[Stored records]

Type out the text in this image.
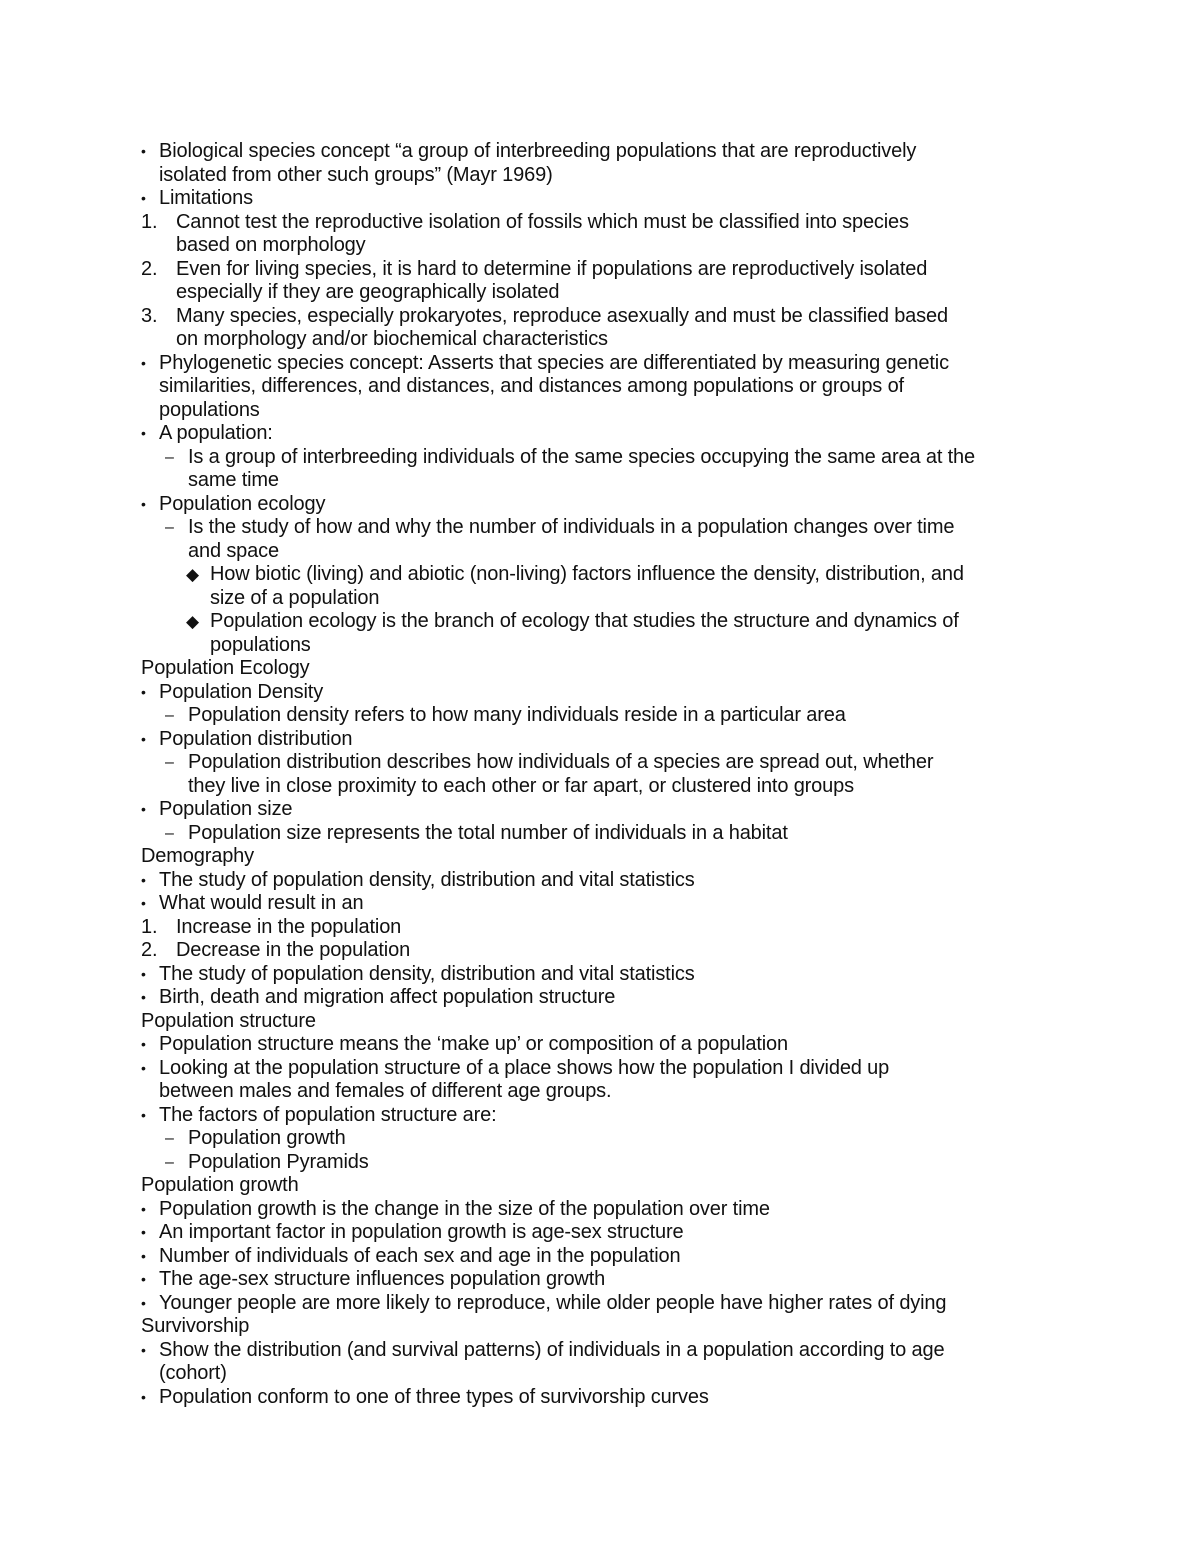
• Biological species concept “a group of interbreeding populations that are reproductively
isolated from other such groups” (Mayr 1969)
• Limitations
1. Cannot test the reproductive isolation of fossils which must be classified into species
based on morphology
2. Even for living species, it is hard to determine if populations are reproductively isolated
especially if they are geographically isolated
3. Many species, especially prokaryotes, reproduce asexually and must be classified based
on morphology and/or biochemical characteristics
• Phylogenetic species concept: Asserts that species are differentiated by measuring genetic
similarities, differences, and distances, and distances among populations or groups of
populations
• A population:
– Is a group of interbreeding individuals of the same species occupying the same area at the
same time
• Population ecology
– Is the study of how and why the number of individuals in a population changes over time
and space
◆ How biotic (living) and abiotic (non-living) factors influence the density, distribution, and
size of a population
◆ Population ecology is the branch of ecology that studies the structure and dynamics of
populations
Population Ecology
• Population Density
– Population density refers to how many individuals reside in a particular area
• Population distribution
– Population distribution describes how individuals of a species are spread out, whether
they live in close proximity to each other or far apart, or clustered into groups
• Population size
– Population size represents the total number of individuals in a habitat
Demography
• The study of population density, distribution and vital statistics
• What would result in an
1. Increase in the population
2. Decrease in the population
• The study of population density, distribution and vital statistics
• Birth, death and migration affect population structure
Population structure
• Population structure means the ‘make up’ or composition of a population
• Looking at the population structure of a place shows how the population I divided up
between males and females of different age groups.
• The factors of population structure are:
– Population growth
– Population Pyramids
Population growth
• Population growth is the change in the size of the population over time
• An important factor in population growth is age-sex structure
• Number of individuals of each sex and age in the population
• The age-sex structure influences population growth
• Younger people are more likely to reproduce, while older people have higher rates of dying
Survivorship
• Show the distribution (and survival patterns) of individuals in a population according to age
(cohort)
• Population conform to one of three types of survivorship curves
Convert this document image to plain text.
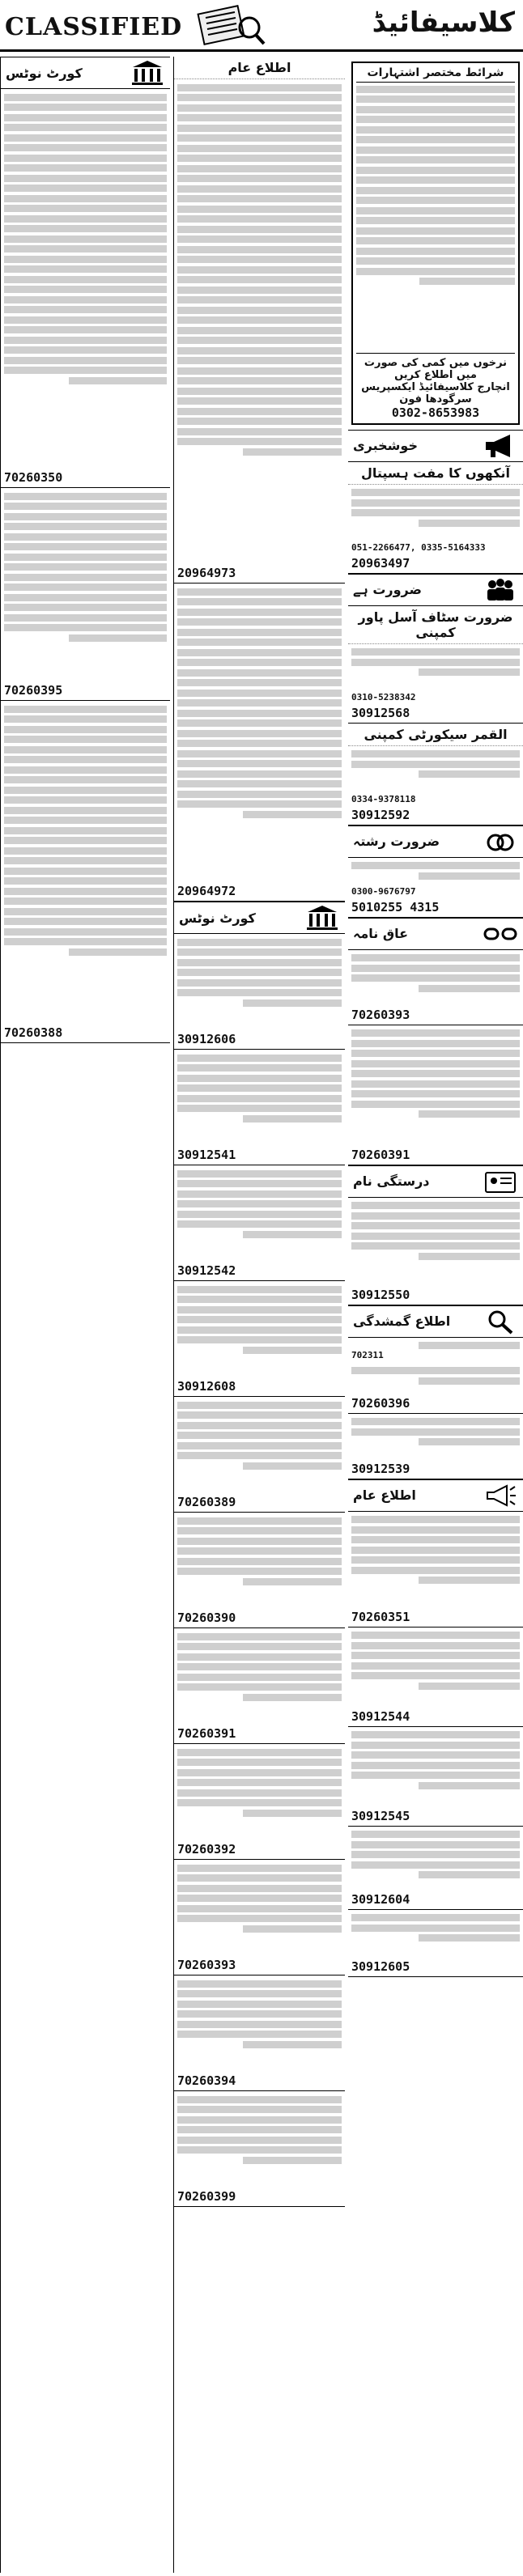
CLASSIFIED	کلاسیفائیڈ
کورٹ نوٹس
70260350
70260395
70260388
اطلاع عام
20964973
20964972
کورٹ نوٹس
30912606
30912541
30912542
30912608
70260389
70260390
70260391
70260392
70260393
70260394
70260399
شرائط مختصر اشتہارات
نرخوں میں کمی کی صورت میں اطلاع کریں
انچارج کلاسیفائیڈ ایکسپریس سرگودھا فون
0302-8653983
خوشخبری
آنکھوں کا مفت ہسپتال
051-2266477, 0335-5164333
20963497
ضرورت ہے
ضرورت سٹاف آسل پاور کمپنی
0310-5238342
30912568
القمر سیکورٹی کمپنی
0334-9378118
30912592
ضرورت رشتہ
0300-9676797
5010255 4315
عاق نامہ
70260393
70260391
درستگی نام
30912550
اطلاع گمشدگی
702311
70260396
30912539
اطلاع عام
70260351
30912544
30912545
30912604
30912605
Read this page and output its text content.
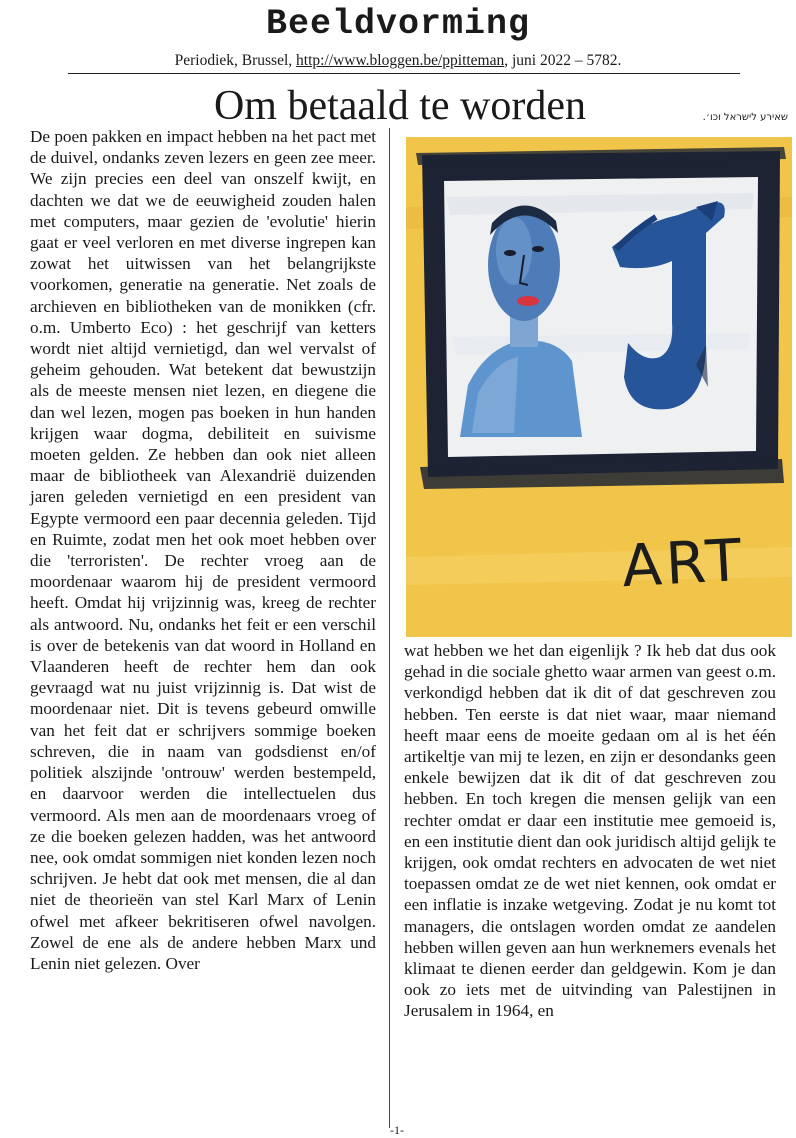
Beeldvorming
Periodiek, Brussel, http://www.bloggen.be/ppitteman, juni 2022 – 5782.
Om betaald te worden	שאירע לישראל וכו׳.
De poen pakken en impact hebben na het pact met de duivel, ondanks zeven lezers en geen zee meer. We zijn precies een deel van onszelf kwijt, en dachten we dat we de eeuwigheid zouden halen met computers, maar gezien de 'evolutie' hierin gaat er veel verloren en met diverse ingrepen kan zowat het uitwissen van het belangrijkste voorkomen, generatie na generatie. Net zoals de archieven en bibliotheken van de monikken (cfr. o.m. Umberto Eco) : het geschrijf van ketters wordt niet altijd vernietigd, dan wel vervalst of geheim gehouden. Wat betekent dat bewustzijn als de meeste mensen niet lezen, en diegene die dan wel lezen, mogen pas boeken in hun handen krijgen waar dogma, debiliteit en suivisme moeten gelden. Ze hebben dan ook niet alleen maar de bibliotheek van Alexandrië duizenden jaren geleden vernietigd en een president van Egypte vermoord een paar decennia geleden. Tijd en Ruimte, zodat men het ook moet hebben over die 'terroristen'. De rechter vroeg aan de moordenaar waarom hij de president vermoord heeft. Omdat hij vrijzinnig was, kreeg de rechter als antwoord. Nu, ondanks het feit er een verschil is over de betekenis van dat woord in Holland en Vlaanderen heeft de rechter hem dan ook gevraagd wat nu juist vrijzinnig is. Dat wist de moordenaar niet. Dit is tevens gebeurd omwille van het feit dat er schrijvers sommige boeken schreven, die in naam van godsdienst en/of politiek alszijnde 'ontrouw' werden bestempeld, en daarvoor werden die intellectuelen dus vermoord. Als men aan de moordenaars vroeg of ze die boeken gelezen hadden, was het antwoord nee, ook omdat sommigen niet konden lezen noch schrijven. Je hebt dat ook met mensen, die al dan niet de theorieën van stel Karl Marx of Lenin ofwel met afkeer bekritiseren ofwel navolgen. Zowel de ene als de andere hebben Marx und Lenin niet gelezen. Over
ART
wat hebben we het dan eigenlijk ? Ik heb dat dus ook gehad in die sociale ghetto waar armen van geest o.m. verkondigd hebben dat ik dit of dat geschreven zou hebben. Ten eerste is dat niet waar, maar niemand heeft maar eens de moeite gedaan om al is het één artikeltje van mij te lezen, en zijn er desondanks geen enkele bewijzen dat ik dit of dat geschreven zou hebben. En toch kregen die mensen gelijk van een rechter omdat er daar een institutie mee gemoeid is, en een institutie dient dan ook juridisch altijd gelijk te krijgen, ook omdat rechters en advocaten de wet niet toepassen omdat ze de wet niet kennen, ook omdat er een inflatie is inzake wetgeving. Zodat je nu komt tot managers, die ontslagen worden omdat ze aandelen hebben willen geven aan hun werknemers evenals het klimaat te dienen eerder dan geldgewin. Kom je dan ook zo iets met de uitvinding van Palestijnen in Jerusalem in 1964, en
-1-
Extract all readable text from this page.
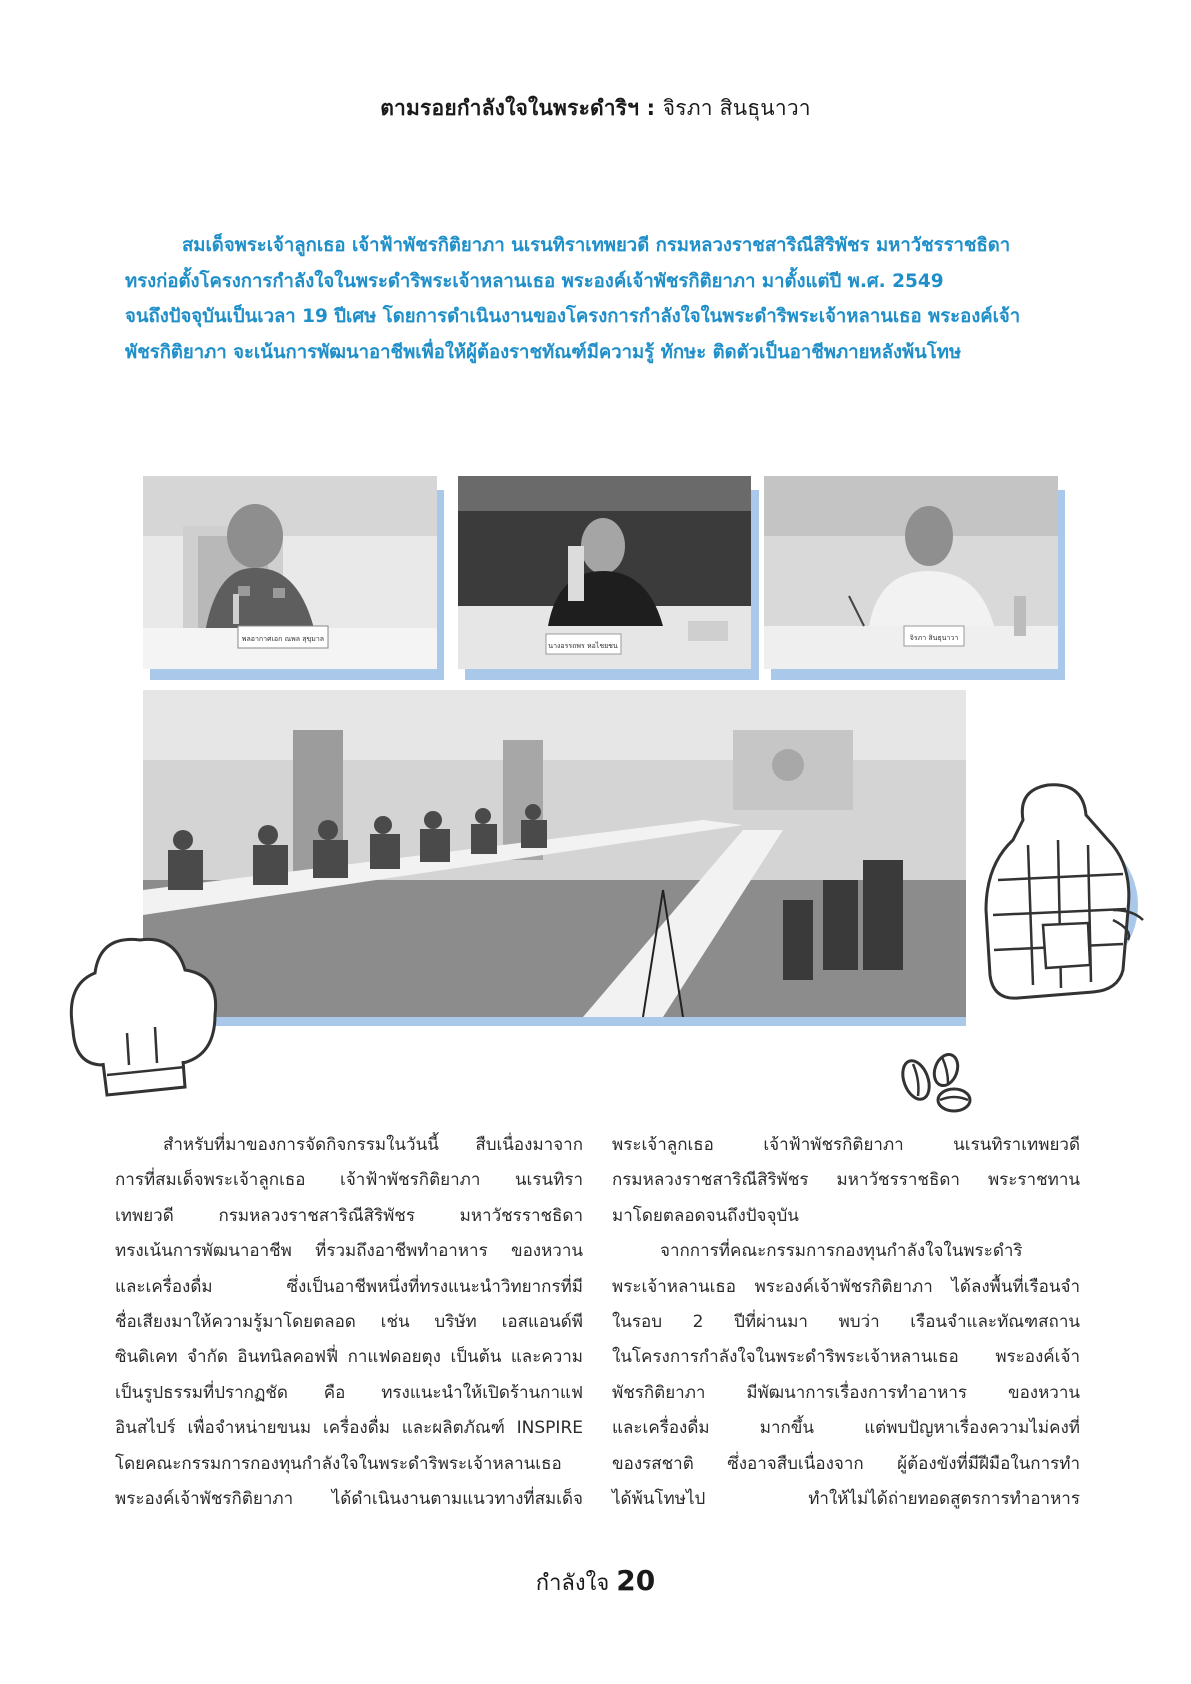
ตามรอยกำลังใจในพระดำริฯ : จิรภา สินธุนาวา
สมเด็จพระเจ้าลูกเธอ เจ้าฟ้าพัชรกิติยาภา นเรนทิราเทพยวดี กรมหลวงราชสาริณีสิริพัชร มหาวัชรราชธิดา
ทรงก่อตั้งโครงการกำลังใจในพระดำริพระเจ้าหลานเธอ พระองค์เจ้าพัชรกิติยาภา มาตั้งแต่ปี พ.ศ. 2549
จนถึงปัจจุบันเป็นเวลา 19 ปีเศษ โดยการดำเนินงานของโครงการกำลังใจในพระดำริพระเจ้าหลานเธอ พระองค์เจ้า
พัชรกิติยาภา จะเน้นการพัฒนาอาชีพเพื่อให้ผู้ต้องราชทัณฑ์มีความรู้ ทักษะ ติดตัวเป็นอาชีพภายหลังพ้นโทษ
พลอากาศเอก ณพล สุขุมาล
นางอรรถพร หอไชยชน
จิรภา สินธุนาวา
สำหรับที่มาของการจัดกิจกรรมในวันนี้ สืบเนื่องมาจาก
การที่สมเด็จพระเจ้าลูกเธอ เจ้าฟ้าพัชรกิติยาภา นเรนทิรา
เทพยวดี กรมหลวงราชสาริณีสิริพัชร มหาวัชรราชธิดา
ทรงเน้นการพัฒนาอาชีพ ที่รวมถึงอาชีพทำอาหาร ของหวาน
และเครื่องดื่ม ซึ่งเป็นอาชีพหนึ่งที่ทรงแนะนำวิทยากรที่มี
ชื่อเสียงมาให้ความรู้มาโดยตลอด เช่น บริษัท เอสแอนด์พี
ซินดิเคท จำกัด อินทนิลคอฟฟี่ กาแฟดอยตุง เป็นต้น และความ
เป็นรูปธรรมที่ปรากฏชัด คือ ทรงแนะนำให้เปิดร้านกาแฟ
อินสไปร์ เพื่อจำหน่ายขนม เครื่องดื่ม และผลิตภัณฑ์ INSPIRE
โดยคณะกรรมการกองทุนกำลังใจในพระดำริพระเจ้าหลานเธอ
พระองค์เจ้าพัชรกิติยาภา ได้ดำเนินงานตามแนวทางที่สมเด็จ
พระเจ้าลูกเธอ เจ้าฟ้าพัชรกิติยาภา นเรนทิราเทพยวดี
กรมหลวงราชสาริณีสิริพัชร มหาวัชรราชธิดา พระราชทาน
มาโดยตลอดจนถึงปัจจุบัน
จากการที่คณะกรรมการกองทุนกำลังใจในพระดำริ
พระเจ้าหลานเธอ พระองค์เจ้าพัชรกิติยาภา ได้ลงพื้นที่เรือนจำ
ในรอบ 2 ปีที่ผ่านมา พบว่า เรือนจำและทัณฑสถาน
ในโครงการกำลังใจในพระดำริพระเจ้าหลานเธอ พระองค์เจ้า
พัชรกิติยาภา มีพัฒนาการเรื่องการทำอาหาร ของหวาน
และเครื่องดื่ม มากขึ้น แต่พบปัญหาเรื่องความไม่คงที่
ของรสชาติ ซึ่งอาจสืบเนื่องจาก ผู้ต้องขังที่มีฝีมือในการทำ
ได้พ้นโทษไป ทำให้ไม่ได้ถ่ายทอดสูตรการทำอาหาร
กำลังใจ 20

- _Instructions for the task_
Copy all lines above containing the string "this".

- _Finished answer_
Type out the text in this image.
Convert this document image to plain text.
Read this page and output its text content.
Extract all readable text from this page.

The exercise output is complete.